- _OBJECTIVE_:
Retype all of the listing exactly, passing over any picture you find.

- _RECORD EXTRACTS_:
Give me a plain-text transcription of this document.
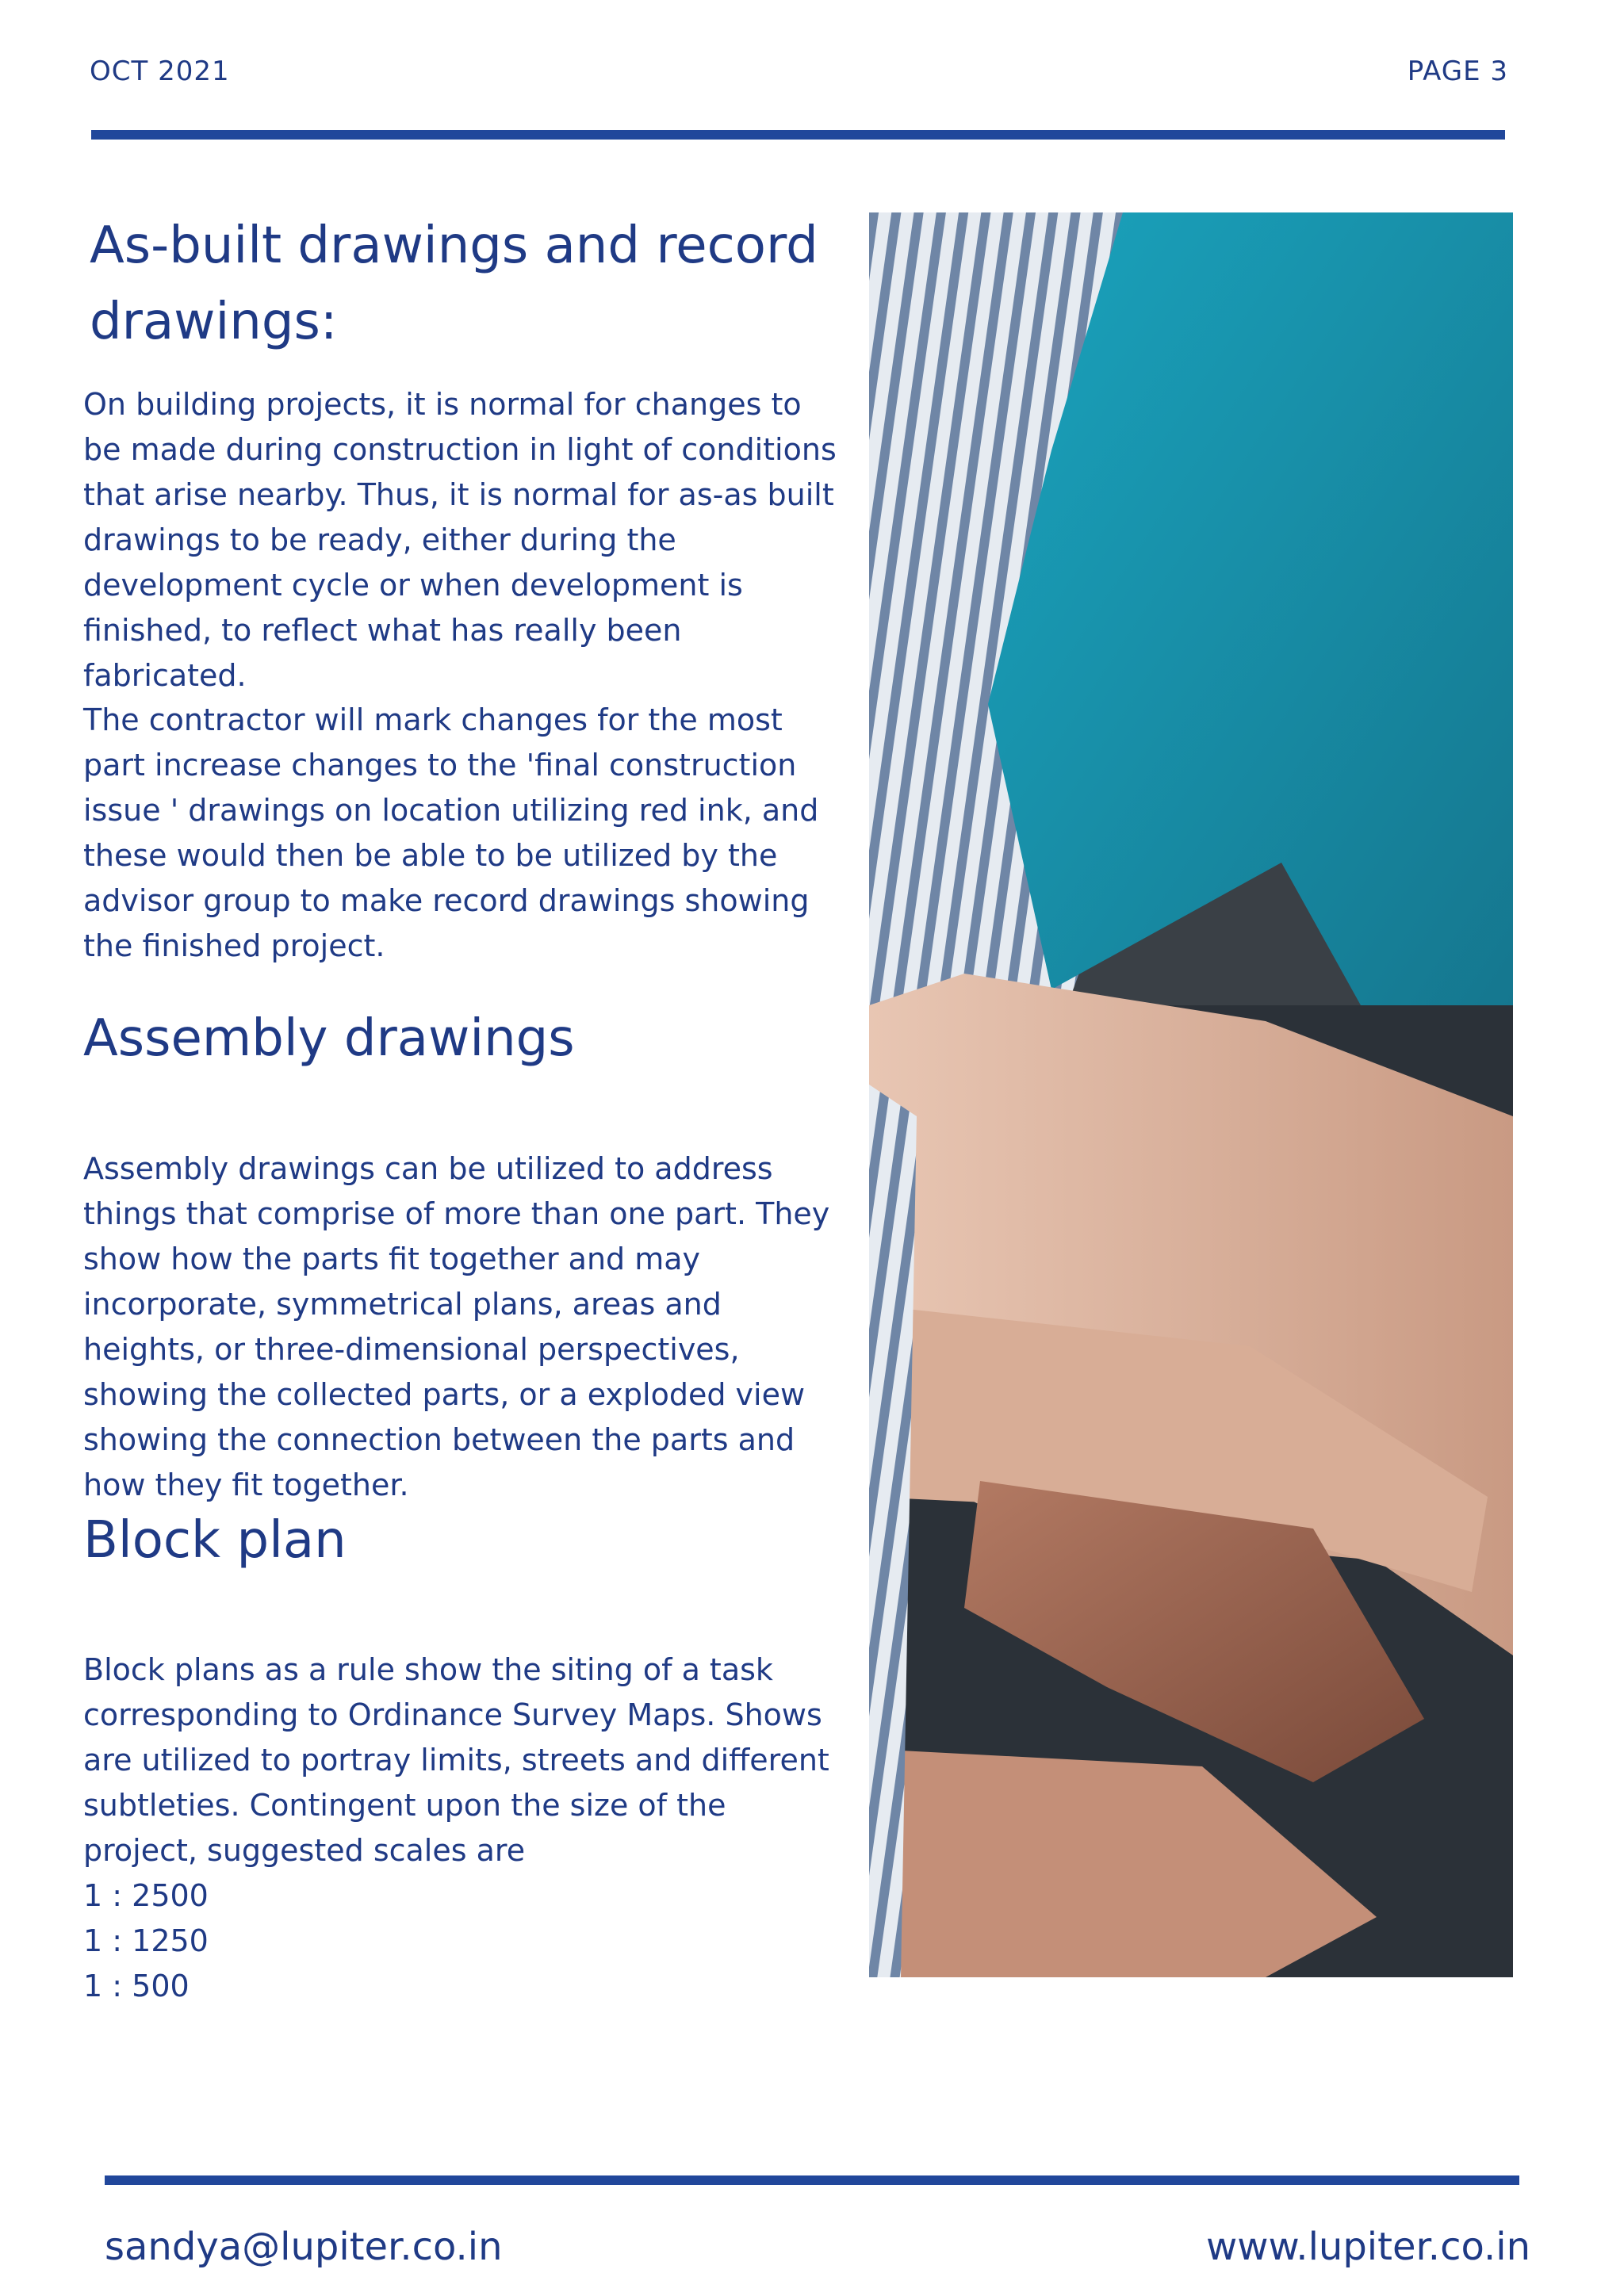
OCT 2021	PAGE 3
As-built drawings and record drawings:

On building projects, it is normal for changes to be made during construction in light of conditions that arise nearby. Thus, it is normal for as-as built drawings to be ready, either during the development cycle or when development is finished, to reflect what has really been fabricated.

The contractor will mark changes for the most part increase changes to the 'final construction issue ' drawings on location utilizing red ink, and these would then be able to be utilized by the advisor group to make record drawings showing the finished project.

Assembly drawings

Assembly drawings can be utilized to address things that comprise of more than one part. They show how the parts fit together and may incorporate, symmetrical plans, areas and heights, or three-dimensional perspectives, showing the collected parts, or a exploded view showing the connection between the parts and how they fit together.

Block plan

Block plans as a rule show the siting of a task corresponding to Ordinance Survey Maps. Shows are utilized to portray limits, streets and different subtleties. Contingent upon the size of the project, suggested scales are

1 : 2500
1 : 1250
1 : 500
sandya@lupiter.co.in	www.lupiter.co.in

- _RESULT_:
Give me a plain-text transcription of this document.
OCT 2021	PAGE 3
As-built drawings and record drawings:

On building projects, it is normal for changes to be made during construction in light of conditions that arise nearby. Thus, it is normal for as-as built drawings to be ready, either during the development cycle or when development is finished, to reflect what has really been fabricated.

The contractor will mark changes for the most part increase changes to the 'final construction issue ' drawings on location utilizing red ink, and these would then be able to be utilized by the advisor group to make record drawings showing the finished project.

Assembly drawings

Assembly drawings can be utilized to address things that comprise of more than one part. They show how the parts fit together and may incorporate, symmetrical plans, areas and heights, or three-dimensional perspectives, showing the collected parts, or a exploded view showing the connection between the parts and how they fit together.

Block plan

Block plans as a rule show the siting of a task corresponding to Ordinance Survey Maps. Shows are utilized to portray limits, streets and different subtleties. Contingent upon the size of the project, suggested scales are

1 : 2500
1 : 1250
1 : 500
sandya@lupiter.co.in	www.lupiter.co.in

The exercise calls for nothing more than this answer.